◆ REQUEST A ◆
Answer these questions about the summer camp advice thread.
(i) How many children will the counselor work with each week, and how old are they?
(ii) What resource does the first reply recommend?
(iii) During what years did the third replier work at camps?
◆ REQUEST B ◆
Continue the summer camp advice thread from the end of its last sentence.

Help me help my campers have the greatest week ever!
June 11, 2009 10:00 PM   Subscribe

Help me be the greatest camp counselor in the history of summer camps!

Hello Hivemind. I'm lucky enough to be spending the summer working as a camp counselor at an outdoor activity camp for kids. I'll be working with a group of twelve 5-9 year olds every week. I need any advice that I can get, especially any ideas on games to play with the kids (any that help them learn everyone else's names would be perfect), songs to sing, etc. Their activities are pretty scheduled, so I don't have to worry about planning their week, just how to make it the greatest week ever! Any advice/suggestions/ideas are greatly appreciated!
posted by definitely not a hipster. to Sports, Hobbies, & Recreation (14 answers total) 11 users marked this as a favorite
Have you been to the ACA's Counselor Forum? It's a total goldmine for this sort of thing.
posted by Ugh at 10:35 PM on June 11, 2009 [1 favorite]

Have mercy on the shy kids who aren't into loud, outgoing activities or sports.
posted by corey flood at 10:54 PM on June 11, 2009 [6 favorites]

Wow, Ugh's link looks amazing... I wish something like that had been available to me when I was working at camps back in the early/mid 90s.

I feel like I could give better advice if I knew whether you were doing resident or day camps, single sex or co-ed, but here's some of the things that got me in tight with the campers:

- Camp cliques form incredibly quickly. This is especially true when there are kids who have been going to that camp for years as well as first-year campers (especially in the older age groups). The counselors are almost always universally admired, so you can counter the cliques very easily by paying attention to the kids who aren't fitting in so easily. Team up with any loner kids to lead songs while you walk from activity to activity to help them feel like they're a part of the group, and to let the other kids know, by example, that the loner kid is worthy of attention too.

- Nicknames. Make them up for every one of your campers, encourage them to come up with one for you.

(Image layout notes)
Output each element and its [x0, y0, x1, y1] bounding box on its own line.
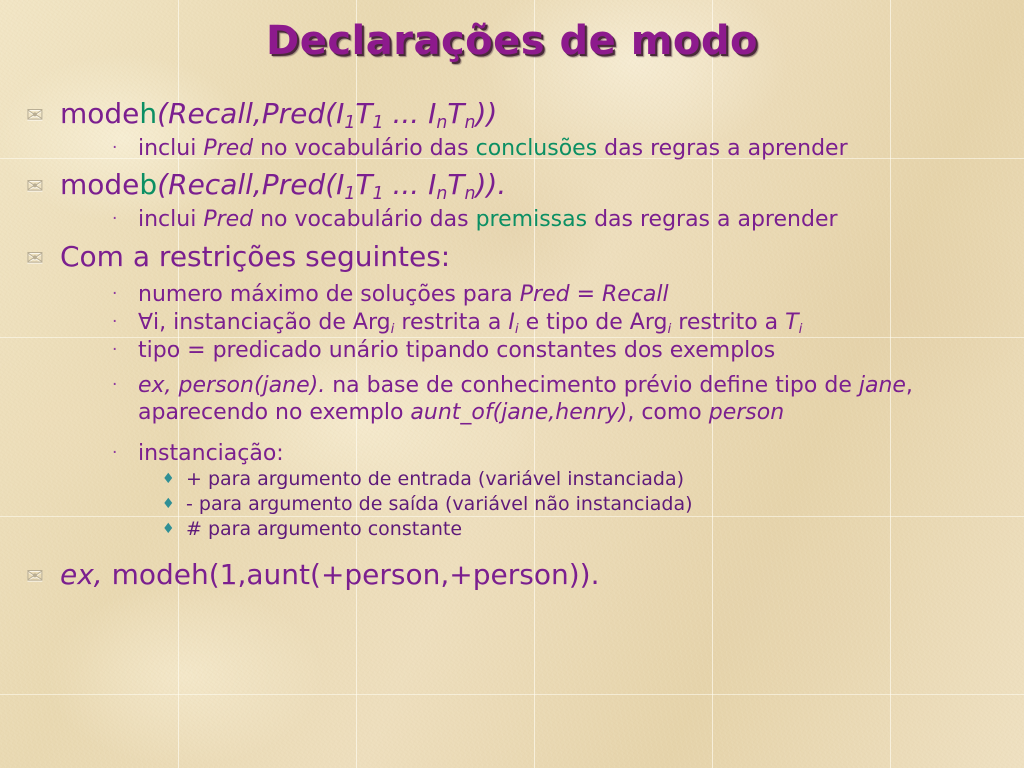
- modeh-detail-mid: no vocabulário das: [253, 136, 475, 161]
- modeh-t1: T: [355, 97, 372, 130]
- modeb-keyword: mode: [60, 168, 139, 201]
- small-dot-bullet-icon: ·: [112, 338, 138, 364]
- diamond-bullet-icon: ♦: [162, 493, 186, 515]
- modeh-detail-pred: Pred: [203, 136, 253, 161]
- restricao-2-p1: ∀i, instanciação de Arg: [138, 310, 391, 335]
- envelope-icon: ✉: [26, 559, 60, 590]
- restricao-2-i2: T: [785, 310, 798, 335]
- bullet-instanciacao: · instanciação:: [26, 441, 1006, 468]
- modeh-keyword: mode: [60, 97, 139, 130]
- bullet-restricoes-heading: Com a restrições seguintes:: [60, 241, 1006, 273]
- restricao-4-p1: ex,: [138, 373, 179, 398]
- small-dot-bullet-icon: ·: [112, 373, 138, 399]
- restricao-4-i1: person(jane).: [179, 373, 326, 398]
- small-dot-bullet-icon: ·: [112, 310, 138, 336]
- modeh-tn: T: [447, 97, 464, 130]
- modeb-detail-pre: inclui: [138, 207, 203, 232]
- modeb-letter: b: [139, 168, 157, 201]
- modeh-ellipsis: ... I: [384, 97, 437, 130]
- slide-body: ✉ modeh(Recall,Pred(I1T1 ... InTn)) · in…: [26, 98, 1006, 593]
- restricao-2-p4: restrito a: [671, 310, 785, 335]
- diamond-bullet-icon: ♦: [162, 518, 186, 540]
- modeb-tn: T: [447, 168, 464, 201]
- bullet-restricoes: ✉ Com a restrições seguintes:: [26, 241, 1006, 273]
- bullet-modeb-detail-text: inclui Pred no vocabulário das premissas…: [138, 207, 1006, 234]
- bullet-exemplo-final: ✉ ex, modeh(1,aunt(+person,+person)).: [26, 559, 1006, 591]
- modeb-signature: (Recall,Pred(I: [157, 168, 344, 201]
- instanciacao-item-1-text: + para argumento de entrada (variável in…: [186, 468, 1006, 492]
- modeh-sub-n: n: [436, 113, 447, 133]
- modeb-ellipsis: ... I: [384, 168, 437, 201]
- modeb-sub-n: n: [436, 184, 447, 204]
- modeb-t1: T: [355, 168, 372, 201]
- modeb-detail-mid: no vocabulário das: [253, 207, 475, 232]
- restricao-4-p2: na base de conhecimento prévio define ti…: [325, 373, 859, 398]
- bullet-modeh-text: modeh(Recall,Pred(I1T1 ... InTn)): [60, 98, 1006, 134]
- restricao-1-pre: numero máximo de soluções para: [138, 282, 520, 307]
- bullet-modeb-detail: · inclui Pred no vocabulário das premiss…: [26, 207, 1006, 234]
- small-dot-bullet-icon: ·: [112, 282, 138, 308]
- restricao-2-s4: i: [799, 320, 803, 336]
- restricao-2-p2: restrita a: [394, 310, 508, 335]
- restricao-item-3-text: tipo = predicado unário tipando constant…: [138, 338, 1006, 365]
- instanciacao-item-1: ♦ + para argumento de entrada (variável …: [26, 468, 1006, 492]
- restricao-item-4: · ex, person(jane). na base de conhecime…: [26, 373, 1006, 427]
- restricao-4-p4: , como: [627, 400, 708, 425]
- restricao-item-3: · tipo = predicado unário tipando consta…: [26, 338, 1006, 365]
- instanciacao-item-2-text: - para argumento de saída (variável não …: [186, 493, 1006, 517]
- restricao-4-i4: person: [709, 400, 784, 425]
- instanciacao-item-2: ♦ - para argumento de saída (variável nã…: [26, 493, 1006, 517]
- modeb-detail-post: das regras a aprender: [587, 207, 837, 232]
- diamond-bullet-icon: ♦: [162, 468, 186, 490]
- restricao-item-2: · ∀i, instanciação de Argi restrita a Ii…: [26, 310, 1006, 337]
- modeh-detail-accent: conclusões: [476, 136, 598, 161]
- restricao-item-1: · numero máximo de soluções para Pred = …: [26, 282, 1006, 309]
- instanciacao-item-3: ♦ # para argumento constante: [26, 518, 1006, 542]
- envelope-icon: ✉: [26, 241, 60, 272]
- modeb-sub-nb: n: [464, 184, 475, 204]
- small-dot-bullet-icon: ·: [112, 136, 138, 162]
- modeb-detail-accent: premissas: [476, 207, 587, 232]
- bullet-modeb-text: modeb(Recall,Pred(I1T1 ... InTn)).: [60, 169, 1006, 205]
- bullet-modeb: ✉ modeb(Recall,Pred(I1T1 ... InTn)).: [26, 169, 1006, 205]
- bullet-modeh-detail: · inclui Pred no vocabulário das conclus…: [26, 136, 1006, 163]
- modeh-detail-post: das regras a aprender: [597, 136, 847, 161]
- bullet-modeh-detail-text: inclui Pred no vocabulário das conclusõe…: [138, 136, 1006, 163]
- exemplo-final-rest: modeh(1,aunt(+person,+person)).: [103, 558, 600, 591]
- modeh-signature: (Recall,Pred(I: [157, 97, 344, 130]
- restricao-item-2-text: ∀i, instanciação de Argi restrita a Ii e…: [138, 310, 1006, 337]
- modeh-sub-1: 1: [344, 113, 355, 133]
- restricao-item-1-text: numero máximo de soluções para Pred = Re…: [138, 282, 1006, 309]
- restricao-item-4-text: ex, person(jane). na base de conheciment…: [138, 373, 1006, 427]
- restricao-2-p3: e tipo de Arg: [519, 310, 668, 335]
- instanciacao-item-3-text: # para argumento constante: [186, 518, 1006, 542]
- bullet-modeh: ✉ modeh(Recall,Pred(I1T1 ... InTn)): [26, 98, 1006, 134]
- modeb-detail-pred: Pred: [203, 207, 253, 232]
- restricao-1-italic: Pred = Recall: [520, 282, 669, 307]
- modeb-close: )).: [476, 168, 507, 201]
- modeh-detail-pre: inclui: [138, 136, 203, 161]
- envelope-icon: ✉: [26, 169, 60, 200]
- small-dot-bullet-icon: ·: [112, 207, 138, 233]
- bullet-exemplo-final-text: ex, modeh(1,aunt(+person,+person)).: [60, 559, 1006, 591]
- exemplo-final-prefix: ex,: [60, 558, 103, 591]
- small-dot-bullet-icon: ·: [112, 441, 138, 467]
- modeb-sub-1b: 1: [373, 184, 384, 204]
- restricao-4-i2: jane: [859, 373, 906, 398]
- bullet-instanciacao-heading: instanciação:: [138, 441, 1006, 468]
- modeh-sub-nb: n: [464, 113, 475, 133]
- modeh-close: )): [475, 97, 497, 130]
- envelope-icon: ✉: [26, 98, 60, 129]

◆ EXERCISE RESPONSE A ◆
(i) Twelve children, ages 5 to 9.
(ii) The ACA's Counselor Forum.
(iii) The early/mid 90s.

◆ EXERCISE RESPONSE B ◆
- If you've got a group of 5-9 year olds, split them into 2 groups. 5-6 year olds (and some 7s) need a lot of direction, and they move a lot slower than the older kids. 8-9 year olds (and mature 7s) were always my favorite age, because they can do more complicated things but still have some respect for authority. Split the kids, and the counselors' attention, so that the younger kids don't get left behind, while making sure that the older kids don't get bored.

- I'm not sure what you mean by 'activity' camp, but remember that some kids will get really into the arts and crafts stuff, and others are going to love the more athletic events. Make sure everyone participates in both, but don't push the non-athletic kids to care about the competitive aspect of athletic events, and realize you might have to let some kids go play tag while the artsy kids tie-dye. Again, this is about spreading the counselors' attention appropriately. As long as you don't force kids to do the stuff they really don't like, they'll love you (not to say you shouldn't encourage them to try new things, of course).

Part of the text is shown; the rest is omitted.